>> Start

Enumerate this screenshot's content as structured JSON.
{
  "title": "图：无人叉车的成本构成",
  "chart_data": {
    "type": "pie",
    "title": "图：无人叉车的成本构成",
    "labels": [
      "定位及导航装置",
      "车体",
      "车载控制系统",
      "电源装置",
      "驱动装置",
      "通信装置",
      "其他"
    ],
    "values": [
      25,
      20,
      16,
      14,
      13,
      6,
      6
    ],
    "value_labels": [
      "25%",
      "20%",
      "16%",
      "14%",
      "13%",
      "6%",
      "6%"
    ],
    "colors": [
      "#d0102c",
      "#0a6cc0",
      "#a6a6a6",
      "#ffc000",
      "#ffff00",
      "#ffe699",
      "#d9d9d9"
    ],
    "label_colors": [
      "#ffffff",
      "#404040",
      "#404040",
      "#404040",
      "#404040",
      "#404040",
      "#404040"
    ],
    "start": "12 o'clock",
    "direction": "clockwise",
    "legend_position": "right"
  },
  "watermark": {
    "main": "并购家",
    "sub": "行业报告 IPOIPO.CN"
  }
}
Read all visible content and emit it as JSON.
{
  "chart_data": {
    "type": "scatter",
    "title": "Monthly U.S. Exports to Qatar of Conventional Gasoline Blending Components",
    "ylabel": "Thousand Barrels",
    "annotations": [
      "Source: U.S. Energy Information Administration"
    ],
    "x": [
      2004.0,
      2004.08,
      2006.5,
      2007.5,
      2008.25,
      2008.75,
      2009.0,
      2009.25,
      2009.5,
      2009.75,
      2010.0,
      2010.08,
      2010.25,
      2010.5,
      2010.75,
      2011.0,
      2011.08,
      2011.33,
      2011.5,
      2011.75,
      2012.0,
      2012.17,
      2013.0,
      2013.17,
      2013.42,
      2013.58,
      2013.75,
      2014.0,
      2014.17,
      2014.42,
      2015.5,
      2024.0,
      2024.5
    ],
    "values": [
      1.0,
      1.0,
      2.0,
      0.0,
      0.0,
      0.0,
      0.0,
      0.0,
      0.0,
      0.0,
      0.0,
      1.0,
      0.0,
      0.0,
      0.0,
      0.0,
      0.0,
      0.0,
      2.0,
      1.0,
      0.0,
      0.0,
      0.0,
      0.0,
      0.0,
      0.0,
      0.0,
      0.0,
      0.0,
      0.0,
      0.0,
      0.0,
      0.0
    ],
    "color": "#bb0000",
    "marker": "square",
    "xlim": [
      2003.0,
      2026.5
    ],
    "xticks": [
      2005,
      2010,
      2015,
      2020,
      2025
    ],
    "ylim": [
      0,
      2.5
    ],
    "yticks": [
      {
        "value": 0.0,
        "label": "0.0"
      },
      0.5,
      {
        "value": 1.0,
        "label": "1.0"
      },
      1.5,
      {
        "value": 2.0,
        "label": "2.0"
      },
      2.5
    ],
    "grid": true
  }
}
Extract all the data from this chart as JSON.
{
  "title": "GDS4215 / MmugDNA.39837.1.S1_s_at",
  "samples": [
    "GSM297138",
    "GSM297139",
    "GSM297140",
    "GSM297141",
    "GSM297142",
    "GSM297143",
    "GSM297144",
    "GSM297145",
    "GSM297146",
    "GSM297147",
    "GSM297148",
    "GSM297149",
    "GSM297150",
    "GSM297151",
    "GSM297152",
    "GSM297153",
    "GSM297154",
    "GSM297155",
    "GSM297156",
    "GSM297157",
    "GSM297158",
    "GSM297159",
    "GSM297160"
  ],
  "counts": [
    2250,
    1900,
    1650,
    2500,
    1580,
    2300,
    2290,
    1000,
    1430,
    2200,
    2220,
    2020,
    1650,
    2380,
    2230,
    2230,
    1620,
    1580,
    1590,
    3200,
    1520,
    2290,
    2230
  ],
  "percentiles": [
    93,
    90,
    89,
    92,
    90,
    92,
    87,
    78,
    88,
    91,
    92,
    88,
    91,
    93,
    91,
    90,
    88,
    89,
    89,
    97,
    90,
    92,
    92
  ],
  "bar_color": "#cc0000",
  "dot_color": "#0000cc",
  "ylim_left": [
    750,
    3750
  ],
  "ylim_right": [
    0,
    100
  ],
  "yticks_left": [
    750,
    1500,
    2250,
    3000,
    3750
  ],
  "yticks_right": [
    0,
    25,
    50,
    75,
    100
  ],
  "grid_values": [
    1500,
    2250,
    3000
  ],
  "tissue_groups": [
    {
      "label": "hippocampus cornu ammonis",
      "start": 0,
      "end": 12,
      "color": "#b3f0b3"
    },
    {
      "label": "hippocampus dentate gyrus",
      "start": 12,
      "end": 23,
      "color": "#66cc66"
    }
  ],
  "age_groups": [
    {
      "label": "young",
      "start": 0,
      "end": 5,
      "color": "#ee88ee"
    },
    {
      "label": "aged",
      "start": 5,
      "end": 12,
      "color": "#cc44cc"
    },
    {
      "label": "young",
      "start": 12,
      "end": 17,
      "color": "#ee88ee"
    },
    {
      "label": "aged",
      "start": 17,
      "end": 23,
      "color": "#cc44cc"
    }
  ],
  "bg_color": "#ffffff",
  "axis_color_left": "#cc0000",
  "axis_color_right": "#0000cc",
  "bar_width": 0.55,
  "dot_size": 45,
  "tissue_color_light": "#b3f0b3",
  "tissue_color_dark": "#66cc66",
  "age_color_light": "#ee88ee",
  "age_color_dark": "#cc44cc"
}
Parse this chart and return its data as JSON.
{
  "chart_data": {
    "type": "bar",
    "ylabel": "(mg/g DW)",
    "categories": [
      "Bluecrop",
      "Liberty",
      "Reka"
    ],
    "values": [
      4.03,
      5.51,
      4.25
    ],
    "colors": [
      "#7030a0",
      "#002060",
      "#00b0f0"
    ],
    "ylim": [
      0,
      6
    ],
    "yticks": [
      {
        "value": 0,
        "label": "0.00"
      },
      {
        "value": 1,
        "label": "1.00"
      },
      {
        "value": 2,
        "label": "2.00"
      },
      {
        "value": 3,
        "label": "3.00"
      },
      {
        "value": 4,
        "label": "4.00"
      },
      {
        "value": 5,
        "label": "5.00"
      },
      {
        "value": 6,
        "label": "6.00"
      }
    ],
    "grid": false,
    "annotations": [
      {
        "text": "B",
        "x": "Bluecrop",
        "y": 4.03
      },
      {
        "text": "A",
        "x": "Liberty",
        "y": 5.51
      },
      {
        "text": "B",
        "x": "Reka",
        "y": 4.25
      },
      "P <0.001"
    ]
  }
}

>> End

▸ **WHAT YOU WILL DO**
Write out every line of the entries that holds the word "title".

▸ **OUTPUT OF THE EXERCISE**
  "title": "图：无人叉车的成本构成",
    "title": "图：无人叉车的成本构成",
    "title": "Monthly U.S. Exports to Qatar of Conventional Gasoline Blending Components",
  "title": "GDS4215 / MmugDNA.39837.1.S1_s_at",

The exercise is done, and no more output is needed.